ページ本文.
★ ★ ★ ★ ★
転轍器

古き良き時代の鉄道情景

二島感慨

 原田発若松行728レに折尾から乗車した。10輛以上つながった長い編成に感動したのを憶えている。この列車は6輛編成で原田を出て、飯塚で増結されたものと思われる。飯塚までは急行“天草”の補機となる逆向きD60が付く注目の列車であった。

 そんな事は何も知らずに初めての筑豊本線に感激し複線の線路を注視する。折尾を出ると進行左手に1線が加わって本城信号場まで3線となり驚いてしまう。鹿児島本線上り方から折尾駅をかすめる短絡線は室木線列車の通り道であることは知っていたが、北九州市の大塚孝さんから『室木線列車の他、荒尾・大牟田発二島・若松行のD51牽引の貨物列車、東折尾~若松間の小運転列車・単機回送、若松工場で解体される車輛の回送にも使われた』とお聞きし、鹿児島本線下り列車が折尾でスイッチバックして若松へ向かうルートもあることがわかった。
★ ★ ★ ★ ★
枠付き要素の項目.

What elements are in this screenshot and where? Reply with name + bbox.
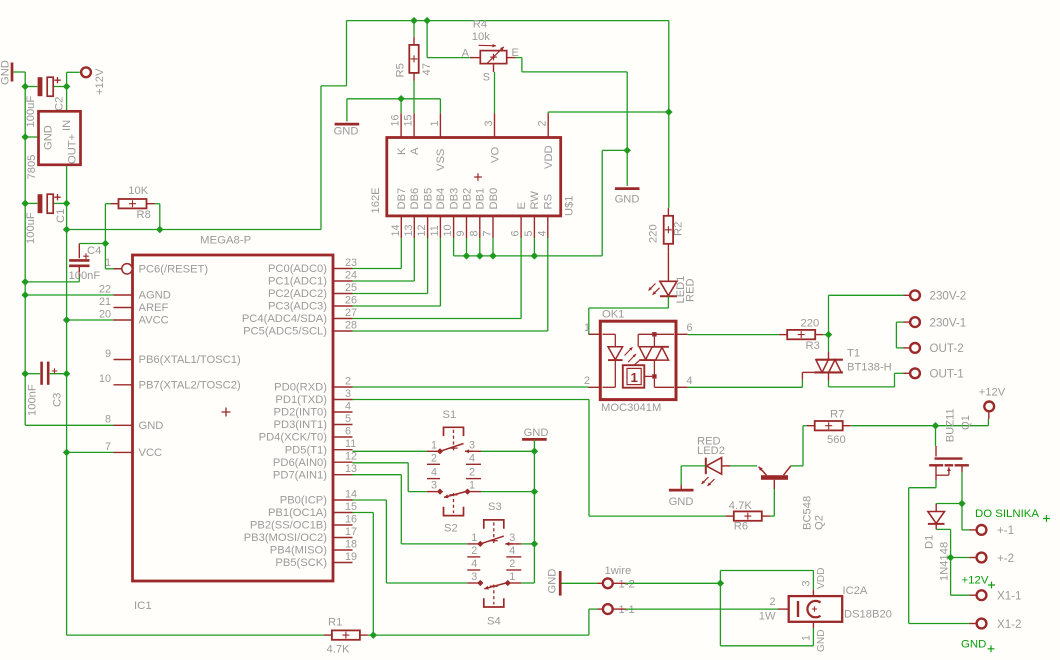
pin 15 PB1(OC1A) IC1 <box>268 501 357 519</box>
svg-text:6: 6 <box>687 322 693 334</box>
svg-text:47: 47 <box>421 63 433 75</box>
wire +5V row to R8 and LCD riser <box>67 21 669 230</box>
svg-text:GND: GND <box>615 193 640 205</box>
svg-text:DB2: DB2 <box>461 188 473 210</box>
svg-text:15: 15 <box>403 114 415 126</box>
svg-text:OUT-1: OUT-1 <box>930 368 964 381</box>
svg-text:25: 25 <box>345 282 357 294</box>
pin 25 PC2(ADC2) IC1 <box>268 282 357 300</box>
svg-text:7805: 7805 <box>26 155 38 180</box>
junction R5 top <box>410 17 417 24</box>
junction GND AGND <box>21 291 28 298</box>
svg-text:162E: 162E <box>370 187 382 213</box>
svg-text:100uF: 100uF <box>25 96 37 128</box>
triac T1 BT138-H <box>802 352 843 381</box>
svg-text:1wire: 1wire <box>605 565 632 577</box>
svg-text:26: 26 <box>345 294 357 306</box>
led LED2 <box>702 458 731 486</box>
wire C4 top to reset net <box>79 243 105 245</box>
junction GND C1 <box>21 200 28 207</box>
pin 6 PD4(XCK/T0) IC1 <box>259 425 353 443</box>
pin 11 PD5(T1) IC1 <box>285 438 357 456</box>
svg-text:1N4148: 1N4148 <box>939 542 951 581</box>
svg-text:E: E <box>516 202 528 209</box>
wire +5V vertical rail <box>67 203 324 635</box>
svg-text:1: 1 <box>105 257 111 269</box>
svg-text:2: 2 <box>584 375 590 387</box>
pad OUT-2 <box>910 343 920 353</box>
junction LCD GND riser <box>623 147 630 154</box>
pad stub 1-2 left <box>598 582 604 584</box>
svg-text:11: 11 <box>345 438 356 450</box>
pin 16 K U$1 <box>390 113 408 155</box>
ic IC2A DS18B20 body <box>789 596 843 622</box>
pad 1-1 <box>603 604 613 614</box>
junction +5V R2 <box>665 108 672 115</box>
pad stub X1-1 <box>970 594 977 596</box>
optocoupler OK1 MOC3041M <box>600 321 676 399</box>
wire triac MT2 to 230V-2 <box>829 295 904 334</box>
resistor R1 <box>324 630 368 639</box>
junction R8 +5V <box>156 226 163 233</box>
pad 1-2 <box>603 578 613 588</box>
svg-text:18: 18 <box>345 538 357 550</box>
capacitor C2 <box>38 77 61 96</box>
svg-text:3: 3 <box>469 439 475 451</box>
junction reset C4 <box>102 240 109 247</box>
label +12V net <box>962 575 995 589</box>
wire R8 right to +5V row <box>155 204 160 230</box>
svg-text:GND: GND <box>816 629 827 652</box>
wire pin25 to DB5 <box>353 238 428 294</box>
wire OK1 pin6 to R3 <box>688 334 780 336</box>
wire pin23 to DB7 <box>353 238 402 269</box>
svg-text:AREF: AREF <box>139 302 169 314</box>
wire OK1 pin4 to triac gate <box>688 380 803 388</box>
resistor R8 <box>111 199 155 208</box>
svg-text:22: 22 <box>99 283 111 295</box>
pin 1 PC6(/RESET) IC1 <box>105 257 208 275</box>
wire Q1 source to X1-2 <box>909 480 970 624</box>
pin 6 OK1 <box>676 322 693 334</box>
pin 10 DB3 U$1 <box>442 188 460 238</box>
svg-text:4: 4 <box>536 230 548 236</box>
svg-text:4: 4 <box>345 400 351 412</box>
pin 1 OK1 <box>584 322 600 334</box>
pad +12V <box>984 402 994 412</box>
pad stub 1-1 left <box>598 608 604 610</box>
wire C2 row to +12V pad <box>25 72 80 86</box>
junction GND 7805 <box>21 133 28 140</box>
svg-text:10: 10 <box>442 224 454 236</box>
wire pin24 to DB6 <box>353 238 415 281</box>
svg-text:16: 16 <box>345 513 357 525</box>
pin 2 PD0(RXD) IC1 <box>274 375 352 393</box>
svg-text:6: 6 <box>510 230 522 236</box>
capacitor C3 <box>25 362 66 385</box>
svg-text:R5: R5 <box>395 63 407 77</box>
svg-text:1: 1 <box>631 370 638 385</box>
junction GND C2 <box>21 83 28 90</box>
resistor R3 <box>779 330 823 339</box>
svg-text:PD5(T1): PD5(T1) <box>285 444 328 456</box>
pin 2 OK1 <box>584 375 600 387</box>
junction S3 rail <box>531 540 538 547</box>
wire 7805 OUT to C1 <box>66 165 68 204</box>
svg-text:8: 8 <box>468 230 480 236</box>
pad X1-2 <box>977 619 987 629</box>
switch S2 <box>427 467 481 516</box>
svg-text:AGND: AGND <box>139 290 171 302</box>
pin 21 AREF IC1 <box>99 296 169 314</box>
diode D1 1N4148 <box>928 504 945 530</box>
pad stub 230V-2 <box>904 294 911 296</box>
svg-text:10k: 10k <box>472 31 490 43</box>
svg-text:14: 14 <box>390 224 402 236</box>
resistor R5 <box>409 37 418 81</box>
junction +5V VCC <box>63 449 70 456</box>
svg-text:PB5(SCK): PB5(SCK) <box>275 557 327 569</box>
svg-text:1: 1 <box>429 120 441 126</box>
wire LED1 cathode to OK1 pin1 <box>589 296 669 334</box>
wire pin11 to S1 <box>353 450 428 452</box>
svg-text:R6: R6 <box>734 521 748 533</box>
svg-text:DB4: DB4 <box>435 188 447 210</box>
junction +5V AVCC <box>63 316 70 323</box>
svg-text:BUZ11: BUZ11 <box>945 408 957 442</box>
svg-text:DB6: DB6 <box>409 188 421 210</box>
svg-text:GND: GND <box>547 569 559 594</box>
pin 13 DB6 U$1 <box>403 188 421 238</box>
wire triac MT1 to OUT-1 <box>829 373 904 387</box>
ground above switch rail <box>522 427 548 444</box>
svg-text:PC5(ADC5/SCL): PC5(ADC5/SCL) <box>243 326 327 338</box>
junction RW GND <box>531 252 538 259</box>
junction DB0 GND <box>489 252 496 259</box>
svg-text:2: 2 <box>537 120 549 126</box>
pad stub X1-2 <box>970 623 977 625</box>
wire LED2 anode to Q2 emitter <box>730 465 757 467</box>
wire pin28 to RS <box>353 238 548 331</box>
svg-text:PC4(ADC4/SDA): PC4(ADC4/SDA) <box>242 313 327 325</box>
wire LCD VDD to +5V <box>548 112 669 113</box>
pad stub +-2 <box>970 557 977 559</box>
svg-text:RED: RED <box>685 278 697 302</box>
pin 8 GND IC1 <box>105 414 163 432</box>
svg-text:1: 1 <box>584 322 590 334</box>
pin 16 PB2(SS/OC1B) IC1 <box>250 513 357 531</box>
svg-text:GND: GND <box>961 638 986 650</box>
svg-text:15: 15 <box>345 501 357 513</box>
wire pin14 to S4 <box>353 500 468 583</box>
wire +12V net to pad +-2 <box>951 557 970 559</box>
pad stub +-1 <box>970 529 977 531</box>
switch S3 <box>467 520 521 557</box>
svg-text:220: 220 <box>648 224 660 243</box>
junction GND C4 <box>21 278 28 285</box>
junction DB1 GND <box>476 252 483 259</box>
svg-text:9: 9 <box>105 348 111 360</box>
svg-text:IC1: IC1 <box>134 600 152 612</box>
svg-text:PB1(OC1A): PB1(OC1A) <box>268 507 327 519</box>
junction +5V C3 <box>63 370 70 377</box>
svg-text:PC1(ADC1): PC1(ADC1) <box>268 276 327 288</box>
svg-text:PB7(XTAL2/TOSC2): PB7(XTAL2/TOSC2) <box>139 380 241 392</box>
ground below LCD <box>615 150 640 205</box>
pad +-1 <box>977 525 987 535</box>
wire R4 wiper S to LCD VO <box>494 72 496 113</box>
wire S1 pin3 to ground rail <box>481 450 534 452</box>
svg-text:MEGA8-P: MEGA8-P <box>200 235 251 247</box>
pin 14 PB0(ICP) IC1 <box>280 488 357 506</box>
svg-text:K: K <box>396 147 408 155</box>
pad 230V-1 <box>910 317 920 327</box>
svg-text:C4: C4 <box>87 245 101 257</box>
pad stub OUT-1 <box>904 372 911 374</box>
junction Q1 drain D1 <box>958 500 965 507</box>
svg-text:DB7: DB7 <box>396 188 408 210</box>
junction R4 rail <box>423 17 430 24</box>
svg-text:28: 28 <box>345 319 357 331</box>
pin 5 RW U$1 <box>523 191 541 238</box>
pad +-2 <box>977 553 987 563</box>
svg-text:23: 23 <box>345 257 357 269</box>
wire pin27 to E <box>353 238 522 319</box>
svg-text:DB3: DB3 <box>448 188 460 210</box>
svg-text:5: 5 <box>345 413 351 425</box>
pin 3 VDD IC2A <box>801 567 828 596</box>
svg-text:R1: R1 <box>328 617 342 629</box>
svg-text:DB5: DB5 <box>422 188 434 210</box>
pin 9 DB2 U$1 <box>455 188 473 238</box>
pad +12V top <box>81 67 91 77</box>
svg-text:2: 2 <box>345 375 351 387</box>
wire LCD ground to K and VSS <box>347 99 441 113</box>
pin 1 GND IC2A <box>801 622 828 652</box>
svg-text:13: 13 <box>345 463 357 475</box>
junction S1 rail <box>531 448 538 455</box>
junction LCD K GND <box>397 95 404 102</box>
pin 18 PB4(MISO) IC1 <box>270 538 357 556</box>
svg-text:1W: 1W <box>759 611 776 623</box>
junction R3 triac <box>825 331 832 338</box>
svg-text:24: 24 <box>345 269 357 281</box>
svg-text:PC3(ADC3): PC3(ADC3) <box>268 301 327 313</box>
switch S1 <box>427 427 481 464</box>
svg-text:PB3(MOSI/OC2): PB3(MOSI/OC2) <box>244 532 328 544</box>
svg-text:1: 1 <box>509 571 515 583</box>
resistor R7 <box>807 421 851 430</box>
svg-text:R4: R4 <box>473 19 487 31</box>
svg-text:PB6(XTAL1/TOSC1): PB6(XTAL1/TOSC1) <box>139 354 241 366</box>
svg-text:3: 3 <box>483 120 495 126</box>
svg-text:11: 11 <box>429 225 441 236</box>
svg-text:VCC: VCC <box>139 447 163 459</box>
svg-text:2: 2 <box>509 558 515 570</box>
pin 14 DB7 U$1 <box>390 188 408 238</box>
pin 6 E U$1 <box>510 202 528 238</box>
svg-text:PD4(XCK/T0): PD4(XCK/T0) <box>259 432 328 444</box>
ground below LED2 <box>669 485 694 508</box>
svg-text:C1: C1 <box>55 209 67 223</box>
svg-text:21: 21 <box>99 296 111 308</box>
svg-text:3: 3 <box>509 532 515 544</box>
svg-text:16: 16 <box>390 114 402 126</box>
svg-text:AVCC: AVCC <box>139 315 169 327</box>
svg-text:PD0(RXD): PD0(RXD) <box>274 382 327 394</box>
svg-text:12: 12 <box>345 451 357 463</box>
ic U$1 origin cross <box>474 173 482 181</box>
svg-text:4.7K: 4.7K <box>327 644 351 656</box>
svg-text:OUT+: OUT+ <box>67 134 79 164</box>
junction GND C3 <box>21 370 28 377</box>
svg-text:PD6(AIN0): PD6(AIN0) <box>273 457 327 469</box>
svg-text:230V-2: 230V-2 <box>930 290 967 303</box>
svg-text:U$1: U$1 <box>564 195 576 216</box>
wire pin3 to R6 <box>353 400 727 517</box>
wire GND rail left <box>13 72 113 425</box>
svg-text:100nF: 100nF <box>69 270 101 282</box>
svg-text:3: 3 <box>471 571 477 583</box>
svg-text:DS18B20: DS18B20 <box>844 608 892 620</box>
svg-text:DO SILNIKA: DO SILNIKA <box>975 508 1039 520</box>
svg-text:OK1: OK1 <box>602 309 624 321</box>
wire LCD data ground bus <box>454 150 628 256</box>
trimmer potentiometer R4 <box>462 44 519 84</box>
svg-text:PC0(ADC0): PC0(ADC0) <box>268 263 327 275</box>
junction R1 PB1 <box>370 631 377 638</box>
pin 4 PD2(INT0) IC1 <box>274 400 353 418</box>
wire AVCC pin20 <box>67 319 114 321</box>
pin 20 AVCC IC1 <box>99 308 169 326</box>
pin 19 PB5(SCK) IC1 <box>275 551 357 569</box>
junction 1wire power <box>717 580 724 587</box>
junction DB2 GND <box>463 252 470 259</box>
svg-text:GND: GND <box>669 496 694 508</box>
pin 2 VDD U$1 <box>537 113 555 169</box>
ic U$1 LCD 162E body <box>387 138 561 216</box>
svg-text:R3: R3 <box>806 340 820 352</box>
capacitor C1 <box>38 194 61 213</box>
svg-text:+12V: +12V <box>94 68 106 95</box>
svg-text:GND: GND <box>43 125 55 150</box>
junction S2 rail <box>531 488 538 495</box>
svg-text:2: 2 <box>469 467 475 479</box>
svg-text:VDD: VDD <box>816 567 827 589</box>
svg-text:10K: 10K <box>128 185 148 197</box>
pin 10 PB7(XTAL2/TOSC2) IC1 <box>99 373 241 391</box>
svg-text:4: 4 <box>469 452 475 464</box>
svg-text:S2: S2 <box>444 523 458 535</box>
junction +12V motor net <box>947 554 954 561</box>
wire junction down to triac <box>828 335 830 352</box>
wire C4 bottom to GND rail <box>25 277 79 282</box>
wire +12V net to pad X1-1 <box>951 558 970 596</box>
resistor R2 <box>664 208 673 252</box>
svg-text:A: A <box>409 147 421 155</box>
svg-text:GND: GND <box>524 427 549 439</box>
svg-text:9: 9 <box>455 230 467 236</box>
svg-text:LED2: LED2 <box>697 445 725 457</box>
svg-text:+12V: +12V <box>979 386 1006 398</box>
wire 230V-1 OUT-2 bracket <box>896 322 903 348</box>
svg-text:R2: R2 <box>672 222 684 236</box>
ic IC1 MEGA8-P body <box>133 255 334 581</box>
wire LED2 cathode to ground <box>681 466 706 485</box>
wire VCC pin7 <box>67 451 114 453</box>
pad stub +12V <box>988 412 990 419</box>
pin 15 A U$1 <box>403 113 421 155</box>
svg-text:Q2: Q2 <box>814 515 826 530</box>
transistor Q2 BC548 <box>759 466 791 489</box>
wire R4 A to +5V rail <box>427 21 470 58</box>
svg-text:560: 560 <box>827 434 846 446</box>
ic IC1 origin cross <box>222 408 231 417</box>
svg-text:1: 1 <box>431 439 437 451</box>
svg-text:GND: GND <box>0 60 12 85</box>
wire D1 anode to +12V net <box>936 529 950 557</box>
wire pad 1-1 to DS18B20 DQ <box>626 608 779 610</box>
svg-text:VDD: VDD <box>543 145 555 169</box>
wire pad 1-2 to DS18B20 power <box>626 571 814 646</box>
pad stub 230V-1 <box>904 321 911 323</box>
svg-text:MOC3041M: MOC3041M <box>601 402 661 414</box>
wire C1 row <box>25 202 66 204</box>
svg-text:220: 220 <box>801 318 820 330</box>
wire R3 right junction <box>823 334 828 336</box>
svg-text:DB1: DB1 <box>475 188 487 210</box>
wire R5 top to +5V rail <box>413 21 415 37</box>
svg-text:IC2A: IC2A <box>843 585 868 597</box>
wire R2 top to +5V <box>668 112 670 208</box>
wire R4 E to GND riser <box>515 58 627 151</box>
pin 4 OK1 <box>676 375 693 387</box>
wire drain to pad +-1 <box>962 504 970 530</box>
wire R5 bottom to LCD A pin <box>413 81 415 113</box>
svg-text:X1-2: X1-2 <box>997 618 1022 631</box>
pin 8 DB1 U$1 <box>468 188 486 238</box>
svg-text:PC2(ADC2): PC2(ADC2) <box>268 288 327 300</box>
pin 23 PC0(ADC0) IC1 <box>268 257 357 275</box>
pin 7 DB0 U$1 <box>482 188 500 238</box>
wire R1 right to 1-wire data <box>368 609 598 635</box>
svg-text:DB0: DB0 <box>488 188 500 210</box>
junction +12V C2 <box>63 83 70 90</box>
svg-text:3: 3 <box>345 388 351 400</box>
svg-text:VO: VO <box>489 147 501 163</box>
svg-text:1-1: 1-1 <box>619 604 635 616</box>
svg-text:S: S <box>483 72 490 84</box>
svg-text:GND: GND <box>334 126 359 138</box>
svg-text:PD3(INT1): PD3(INT1) <box>274 419 328 431</box>
svg-text:BT138-H: BT138-H <box>847 361 892 373</box>
junction +5V row <box>63 226 70 233</box>
svg-text:IN: IN <box>61 120 73 131</box>
svg-text:7: 7 <box>482 230 494 236</box>
wire R7 right to +12V and Q1 gate <box>851 419 989 426</box>
svg-text:GND: GND <box>139 420 164 432</box>
svg-text:C2: C2 <box>54 97 66 111</box>
pad stub OUT-2 <box>904 347 911 349</box>
svg-text:VSS: VSS <box>435 149 447 171</box>
voltage regulator 7805 <box>39 111 81 165</box>
capacitor C4 <box>69 244 89 277</box>
ground top-left GND symbol <box>0 60 12 85</box>
svg-text:1-2: 1-2 <box>619 578 635 590</box>
pin 3 VO U$1 <box>483 113 501 163</box>
mosfet Q1 BUZ11 <box>929 426 969 480</box>
svg-text:2: 2 <box>431 452 437 464</box>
★ ★ ★ ★ ★
演習の目的. 本文の「そんな事は何も知らずに初めて」から「ルートもあることがわかった。」までをすべて書き出し、その中の「注視する」を「見つめる」に置き換える。

出力全文.
そんな事は何も知らずに初めての筑豊本線に感激し複線の線路を見つめる。折尾を出ると進行左手に1線が加わって本城信号場まで3線となり驚いてしまう。鹿児島本線上り方から折尾駅をかすめる短絡線は室木線列車の通り道であることは知っていたが、北九州市の大塚孝さんから『室木線列車の他、荒尾・大牟田発二島・若松行のD51牽引の貨物列車、東折尾~若松間の小運転列車・単機回送、若松工場で解体される車輛の回送にも使われた』とお聞きし、鹿児島本線下り列車が折尾でスイッチバックして若松へ向かうルートもあることがわかった。